[Data entries for graphics]
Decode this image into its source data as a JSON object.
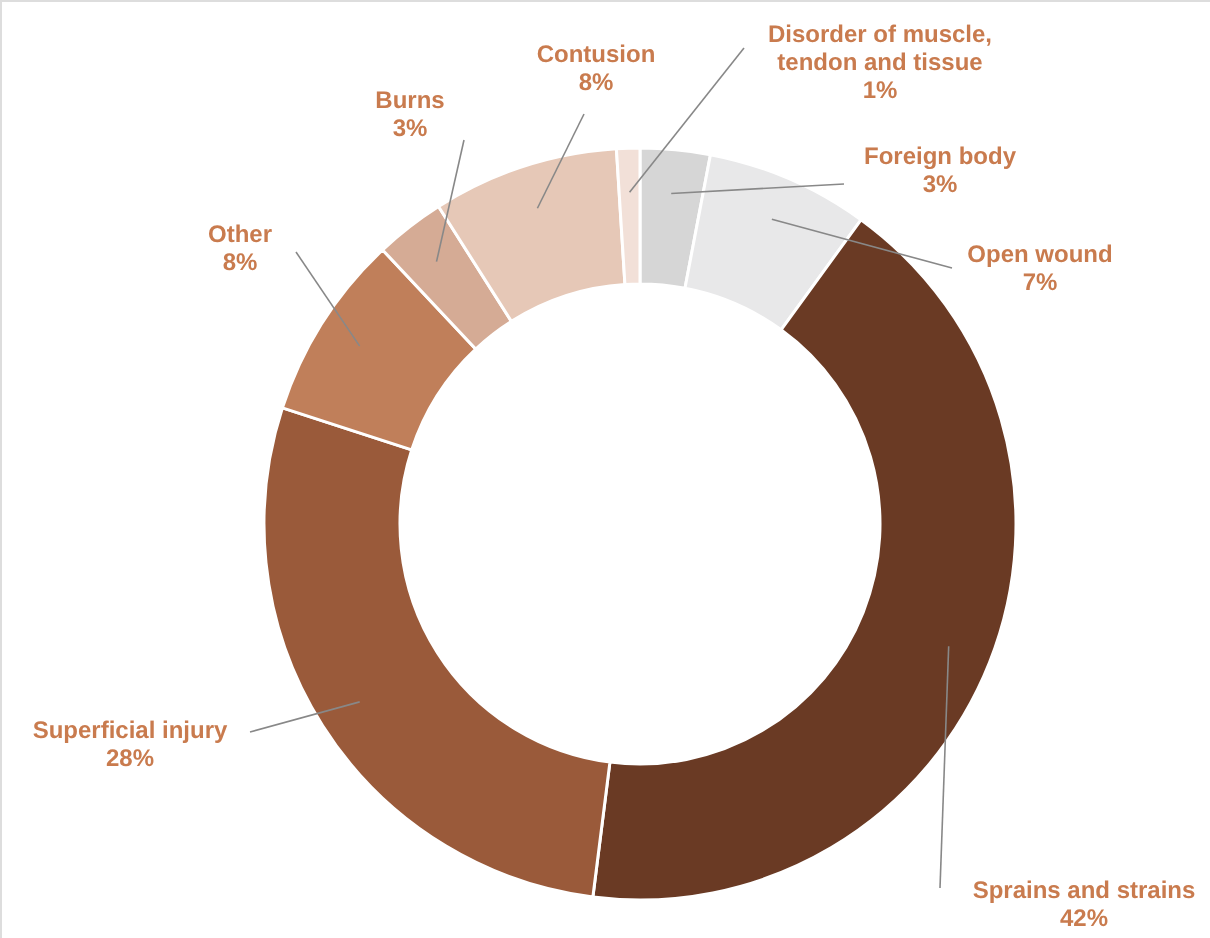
{
  "chart_data": {
    "type": "donut",
    "categories": [
      "Foreign body",
      "Open wound",
      "Sprains and strains",
      "Superficial injury",
      "Other",
      "Burns",
      "Contusion",
      "Disorder of muscle,\ntendon and tissue"
    ],
    "values": [
      3,
      7,
      42,
      28,
      8,
      3,
      8,
      1
    ],
    "value_labels": [
      "3%",
      "7%",
      "42%",
      "28%",
      "8%",
      "3%",
      "8%",
      "1%"
    ],
    "colors": [
      "#d6d6d6",
      "#e8e8e9",
      "#6a3a24",
      "#9a5a3a",
      "#c07f5a",
      "#d5ab95",
      "#e6c8b7",
      "#f2e0d8"
    ]
  }
}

:: TASK DETAILS ::
Every record must be copied exactly, with images dropped from the result.

:: SOLVED PROBLEM ::
Decode this image into its source data as a JSON object.
{
  "chart_data": {
    "type": "donut",
    "categories": [
      "Foreign body",
      "Open wound",
      "Sprains and strains",
      "Superficial injury",
      "Other",
      "Burns",
      "Contusion",
      "Disorder of muscle,\ntendon and tissue"
    ],
    "values": [
      3,
      7,
      42,
      28,
      8,
      3,
      8,
      1
    ],
    "value_labels": [
      "3%",
      "7%",
      "42%",
      "28%",
      "8%",
      "3%",
      "8%",
      "1%"
    ],
    "colors": [
      "#d6d6d6",
      "#e8e8e9",
      "#6a3a24",
      "#9a5a3a",
      "#c07f5a",
      "#d5ab95",
      "#e6c8b7",
      "#f2e0d8"
    ]
  }
}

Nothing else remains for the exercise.